» **Dataset rows**:

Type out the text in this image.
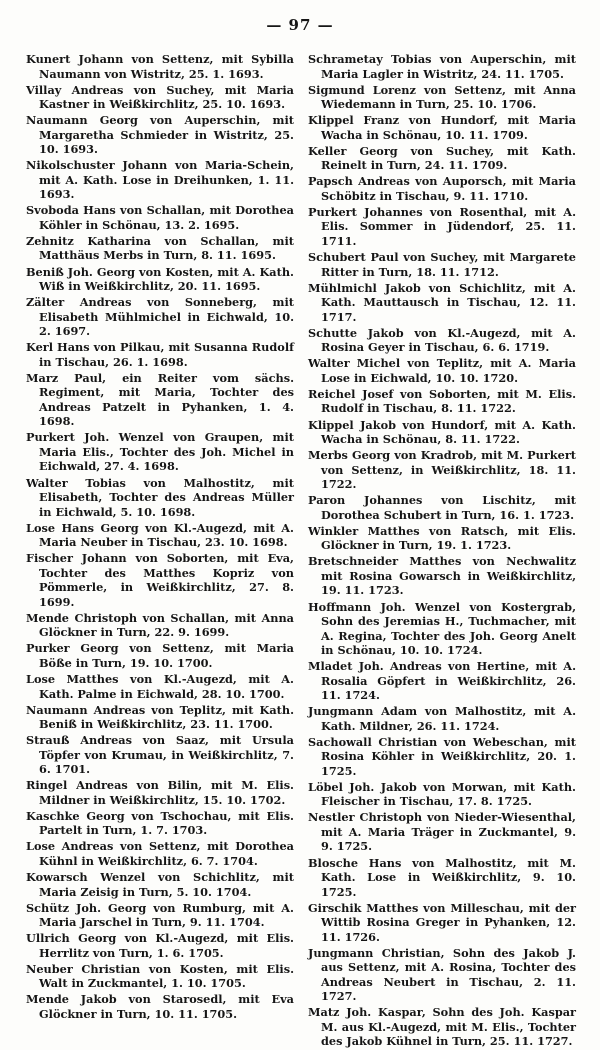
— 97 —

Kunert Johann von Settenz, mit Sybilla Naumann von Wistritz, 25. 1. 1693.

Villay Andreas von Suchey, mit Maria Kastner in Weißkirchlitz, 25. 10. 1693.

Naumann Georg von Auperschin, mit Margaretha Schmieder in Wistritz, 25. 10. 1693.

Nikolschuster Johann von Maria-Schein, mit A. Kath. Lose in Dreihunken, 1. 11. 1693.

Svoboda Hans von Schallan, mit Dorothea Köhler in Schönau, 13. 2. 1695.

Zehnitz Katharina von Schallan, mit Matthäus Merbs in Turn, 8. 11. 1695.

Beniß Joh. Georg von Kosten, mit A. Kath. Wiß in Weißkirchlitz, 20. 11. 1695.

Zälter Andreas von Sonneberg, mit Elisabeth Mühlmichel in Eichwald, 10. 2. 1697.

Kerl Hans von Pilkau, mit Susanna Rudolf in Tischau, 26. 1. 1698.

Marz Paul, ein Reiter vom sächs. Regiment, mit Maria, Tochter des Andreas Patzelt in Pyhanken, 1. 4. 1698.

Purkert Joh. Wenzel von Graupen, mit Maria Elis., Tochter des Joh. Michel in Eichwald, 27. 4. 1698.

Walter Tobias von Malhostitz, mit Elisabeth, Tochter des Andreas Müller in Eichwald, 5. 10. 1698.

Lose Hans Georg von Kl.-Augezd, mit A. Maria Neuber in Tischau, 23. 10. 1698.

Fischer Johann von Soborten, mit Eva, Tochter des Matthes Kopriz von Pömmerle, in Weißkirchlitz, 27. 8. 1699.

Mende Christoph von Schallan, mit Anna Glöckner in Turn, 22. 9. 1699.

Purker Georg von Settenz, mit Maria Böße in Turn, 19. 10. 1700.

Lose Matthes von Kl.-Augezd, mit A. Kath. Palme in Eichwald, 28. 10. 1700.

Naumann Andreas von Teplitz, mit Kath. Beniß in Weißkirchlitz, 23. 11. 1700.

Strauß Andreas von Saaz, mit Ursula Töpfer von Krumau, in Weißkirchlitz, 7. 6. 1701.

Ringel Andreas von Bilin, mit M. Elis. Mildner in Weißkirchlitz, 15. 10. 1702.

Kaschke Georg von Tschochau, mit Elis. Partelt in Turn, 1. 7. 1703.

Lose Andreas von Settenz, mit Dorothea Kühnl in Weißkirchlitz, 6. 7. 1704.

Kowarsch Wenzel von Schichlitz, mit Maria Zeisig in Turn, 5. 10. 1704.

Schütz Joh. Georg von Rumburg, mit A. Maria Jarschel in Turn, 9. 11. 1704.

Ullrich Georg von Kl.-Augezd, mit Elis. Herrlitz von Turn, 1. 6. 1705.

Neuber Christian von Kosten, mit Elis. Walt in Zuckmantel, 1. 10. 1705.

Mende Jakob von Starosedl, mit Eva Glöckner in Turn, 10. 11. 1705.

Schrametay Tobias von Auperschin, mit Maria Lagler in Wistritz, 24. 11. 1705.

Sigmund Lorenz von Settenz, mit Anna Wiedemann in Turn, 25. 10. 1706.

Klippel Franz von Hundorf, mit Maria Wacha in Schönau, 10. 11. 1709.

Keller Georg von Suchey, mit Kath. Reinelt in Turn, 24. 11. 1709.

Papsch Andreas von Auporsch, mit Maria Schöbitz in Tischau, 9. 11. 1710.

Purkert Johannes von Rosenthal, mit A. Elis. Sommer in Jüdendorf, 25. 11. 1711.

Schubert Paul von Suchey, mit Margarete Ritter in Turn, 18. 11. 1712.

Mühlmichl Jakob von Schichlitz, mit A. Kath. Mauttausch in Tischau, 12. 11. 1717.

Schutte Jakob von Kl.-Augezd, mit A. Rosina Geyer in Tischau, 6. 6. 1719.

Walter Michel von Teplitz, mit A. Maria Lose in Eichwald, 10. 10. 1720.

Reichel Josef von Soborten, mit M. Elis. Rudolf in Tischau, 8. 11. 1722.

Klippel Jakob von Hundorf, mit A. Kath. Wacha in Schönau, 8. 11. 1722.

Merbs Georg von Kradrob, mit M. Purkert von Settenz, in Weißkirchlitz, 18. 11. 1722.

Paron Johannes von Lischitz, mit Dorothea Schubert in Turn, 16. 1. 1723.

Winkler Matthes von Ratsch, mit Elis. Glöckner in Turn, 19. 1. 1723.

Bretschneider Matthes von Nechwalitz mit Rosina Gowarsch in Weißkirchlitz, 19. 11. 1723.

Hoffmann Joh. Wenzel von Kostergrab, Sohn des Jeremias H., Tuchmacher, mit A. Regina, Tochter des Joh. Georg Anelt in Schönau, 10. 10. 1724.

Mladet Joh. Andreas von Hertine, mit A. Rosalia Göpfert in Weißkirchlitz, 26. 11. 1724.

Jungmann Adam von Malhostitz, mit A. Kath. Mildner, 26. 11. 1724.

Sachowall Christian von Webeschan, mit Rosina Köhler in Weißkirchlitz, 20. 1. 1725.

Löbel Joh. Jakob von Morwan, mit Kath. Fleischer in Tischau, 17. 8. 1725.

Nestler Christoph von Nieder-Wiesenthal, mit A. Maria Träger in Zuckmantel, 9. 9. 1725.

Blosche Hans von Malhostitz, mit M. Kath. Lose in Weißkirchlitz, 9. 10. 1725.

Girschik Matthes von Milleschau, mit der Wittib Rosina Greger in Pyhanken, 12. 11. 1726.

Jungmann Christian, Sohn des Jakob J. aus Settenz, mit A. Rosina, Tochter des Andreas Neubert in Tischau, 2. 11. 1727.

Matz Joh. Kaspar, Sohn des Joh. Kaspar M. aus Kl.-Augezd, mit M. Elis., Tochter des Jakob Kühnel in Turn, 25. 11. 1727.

---

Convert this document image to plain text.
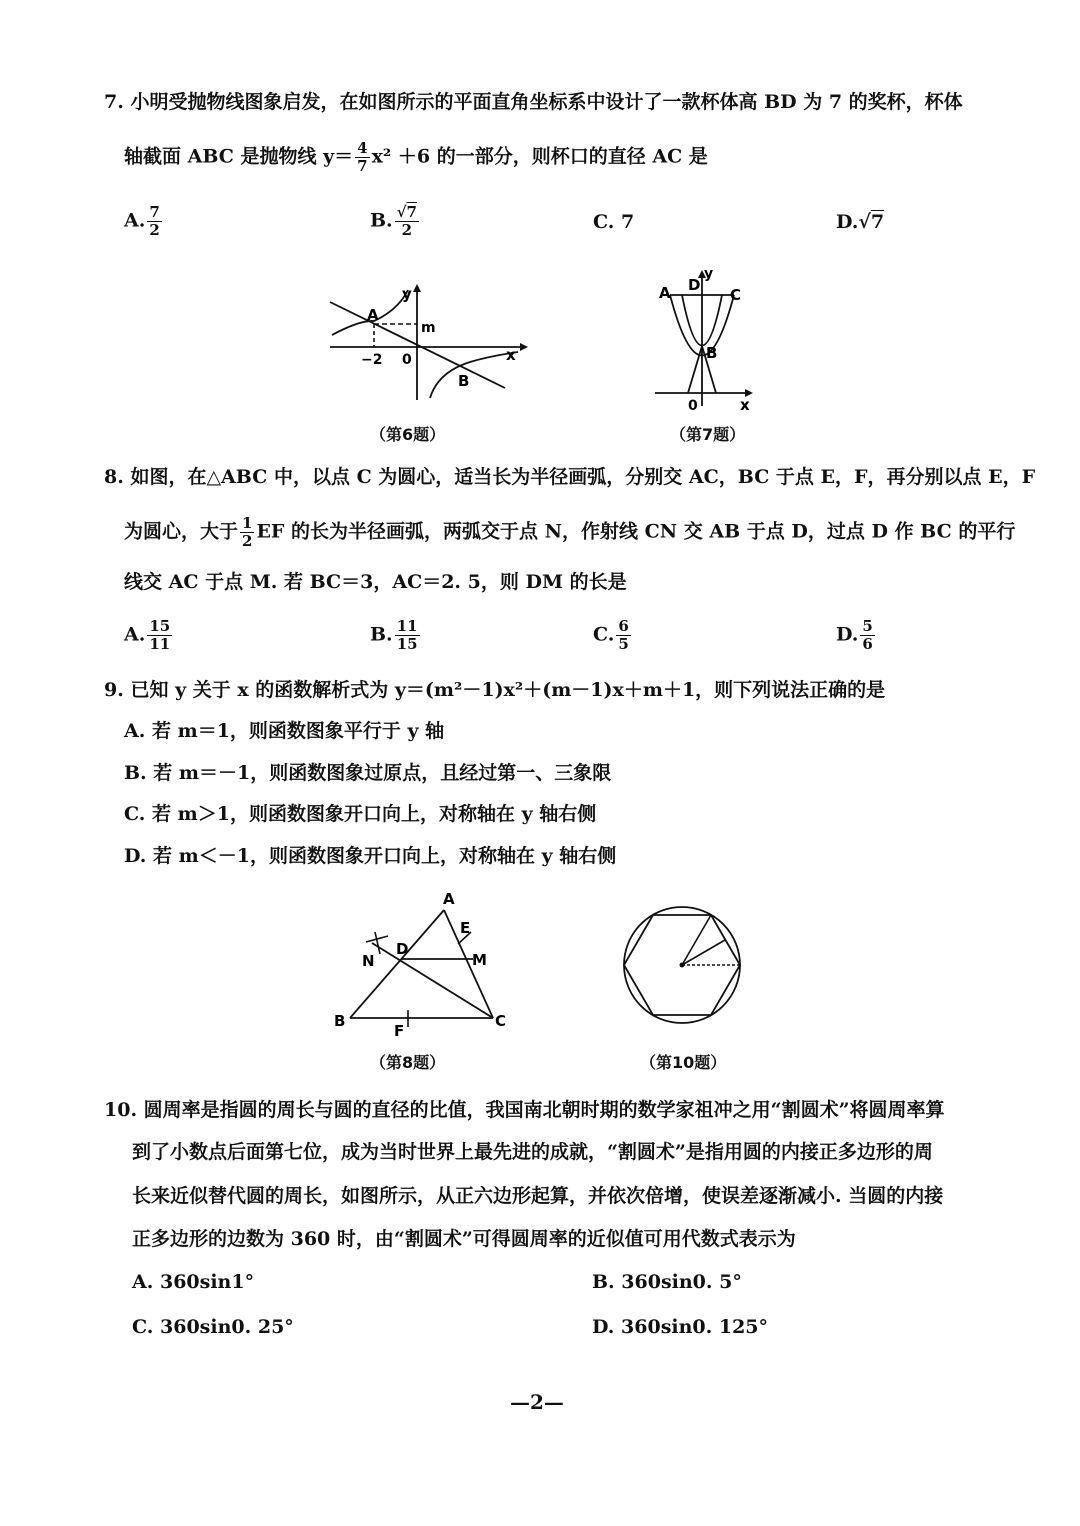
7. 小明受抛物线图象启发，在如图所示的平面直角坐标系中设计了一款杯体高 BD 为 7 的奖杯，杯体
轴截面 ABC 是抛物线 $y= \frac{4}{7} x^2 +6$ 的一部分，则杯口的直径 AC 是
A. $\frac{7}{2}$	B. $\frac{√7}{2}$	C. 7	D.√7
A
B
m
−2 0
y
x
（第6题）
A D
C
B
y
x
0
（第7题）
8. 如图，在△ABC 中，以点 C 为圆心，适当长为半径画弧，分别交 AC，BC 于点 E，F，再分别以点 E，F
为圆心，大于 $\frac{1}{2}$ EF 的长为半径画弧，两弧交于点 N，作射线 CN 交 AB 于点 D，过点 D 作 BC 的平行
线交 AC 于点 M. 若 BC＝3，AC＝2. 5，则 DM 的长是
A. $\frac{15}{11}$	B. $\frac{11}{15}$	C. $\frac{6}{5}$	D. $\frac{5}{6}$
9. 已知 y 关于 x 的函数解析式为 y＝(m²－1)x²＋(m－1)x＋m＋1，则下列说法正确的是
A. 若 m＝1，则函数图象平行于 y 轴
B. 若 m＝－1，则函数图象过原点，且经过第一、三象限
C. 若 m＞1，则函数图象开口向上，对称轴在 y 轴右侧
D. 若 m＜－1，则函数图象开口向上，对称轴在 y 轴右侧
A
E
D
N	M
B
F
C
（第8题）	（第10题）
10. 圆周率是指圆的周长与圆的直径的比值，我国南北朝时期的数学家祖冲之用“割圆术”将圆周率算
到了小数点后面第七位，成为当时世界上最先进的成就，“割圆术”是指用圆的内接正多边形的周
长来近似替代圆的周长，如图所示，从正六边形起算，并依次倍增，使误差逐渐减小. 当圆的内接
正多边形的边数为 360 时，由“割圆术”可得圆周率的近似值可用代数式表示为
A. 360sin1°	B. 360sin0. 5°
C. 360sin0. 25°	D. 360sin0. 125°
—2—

» **Exercise goal**:
Find each line that has the word "Auperschin", then copy it out.

» **Task response**:
Naumann Georg von Auperschin, mit Margaretha Schmieder in Wistritz, 25. 10. 1693.
Schrametay Tobias von Auperschin, mit Maria Lagler in Wistritz, 24. 11. 1705.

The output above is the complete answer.